■ What is asked ■
Print all entries precisely as they are written.

--- BEGIN Task material ---

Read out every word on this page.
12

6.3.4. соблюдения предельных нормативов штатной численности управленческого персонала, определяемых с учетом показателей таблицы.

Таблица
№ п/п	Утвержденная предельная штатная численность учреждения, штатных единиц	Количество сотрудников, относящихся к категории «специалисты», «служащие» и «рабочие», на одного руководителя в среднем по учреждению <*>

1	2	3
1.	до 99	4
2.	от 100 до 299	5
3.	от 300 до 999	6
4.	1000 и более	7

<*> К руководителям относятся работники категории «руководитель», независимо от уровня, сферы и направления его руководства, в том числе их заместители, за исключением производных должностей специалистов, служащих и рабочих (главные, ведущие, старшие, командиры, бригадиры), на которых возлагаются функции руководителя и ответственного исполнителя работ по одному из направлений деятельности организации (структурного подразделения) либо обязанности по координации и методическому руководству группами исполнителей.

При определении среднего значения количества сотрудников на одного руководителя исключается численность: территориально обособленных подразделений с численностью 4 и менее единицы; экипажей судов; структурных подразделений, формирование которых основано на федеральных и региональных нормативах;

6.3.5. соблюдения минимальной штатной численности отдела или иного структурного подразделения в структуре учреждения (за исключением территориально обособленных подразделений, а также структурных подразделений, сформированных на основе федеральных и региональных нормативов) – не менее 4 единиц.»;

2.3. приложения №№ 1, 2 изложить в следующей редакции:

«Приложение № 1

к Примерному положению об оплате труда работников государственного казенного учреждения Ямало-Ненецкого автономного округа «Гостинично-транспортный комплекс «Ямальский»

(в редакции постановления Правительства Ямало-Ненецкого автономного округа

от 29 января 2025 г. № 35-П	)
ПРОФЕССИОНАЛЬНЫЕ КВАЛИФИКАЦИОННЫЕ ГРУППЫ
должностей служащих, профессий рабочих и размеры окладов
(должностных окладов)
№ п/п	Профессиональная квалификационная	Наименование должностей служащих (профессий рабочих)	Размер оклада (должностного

--- END Task material ---

■ Written response ■
Read out every word on this page.
12

6.3.4. соблюдения предельных нормативов штатной численности управленческого персонала, определяемых с учетом показателей таблицы.

Таблица
№ п/п	Утвержденная предельная штатная численность учреждения, штатных единиц	Количество сотрудников, относящихся к категории «специалисты», «служащие» и «рабочие», на одного руководителя в среднем по учреждению <*>

1	2	3
1.	до 99	4
2.	от 100 до 299	5
3.	от 300 до 999	6
4.	1000 и более	7

<*> К руководителям относятся работники категории «руководитель», независимо от уровня, сферы и направления его руководства, в том числе их заместители, за исключением производных должностей специалистов, служащих и рабочих (главные, ведущие, старшие, командиры, бригадиры), на которых возлагаются функции руководителя и ответственного исполнителя работ по одному из направлений деятельности организации (структурного подразделения) либо обязанности по координации и методическому руководству группами исполнителей.

При определении среднего значения количества сотрудников на одного руководителя исключается численность: территориально обособленных подразделений с численностью 4 и менее единицы; экипажей судов; структурных подразделений, формирование которых основано на федеральных и региональных нормативах;

6.3.5. соблюдения минимальной штатной численности отдела или иного структурного подразделения в структуре учреждения (за исключением территориально обособленных подразделений, а также структурных подразделений, сформированных на основе федеральных и региональных нормативов) – не менее 4 единиц.»;

2.3. приложения №№ 1, 2 изложить в следующей редакции:

«Приложение № 1

к Примерному положению об оплате труда работников государственного казенного учреждения Ямало-Ненецкого автономного округа «Гостинично-транспортный комплекс «Ямальский»

(в редакции постановления Правительства Ямало-Ненецкого автономного округа

от 29 января 2025 г. № 35-П	)
ПРОФЕССИОНАЛЬНЫЕ КВАЛИФИКАЦИОННЫЕ ГРУППЫ
должностей служащих, профессий рабочих и размеры окладов
(должностных окладов)
№ п/п	Профессиональная квалификационная	Наименование должностей служащих (профессий рабочих)	Размер оклада (должностного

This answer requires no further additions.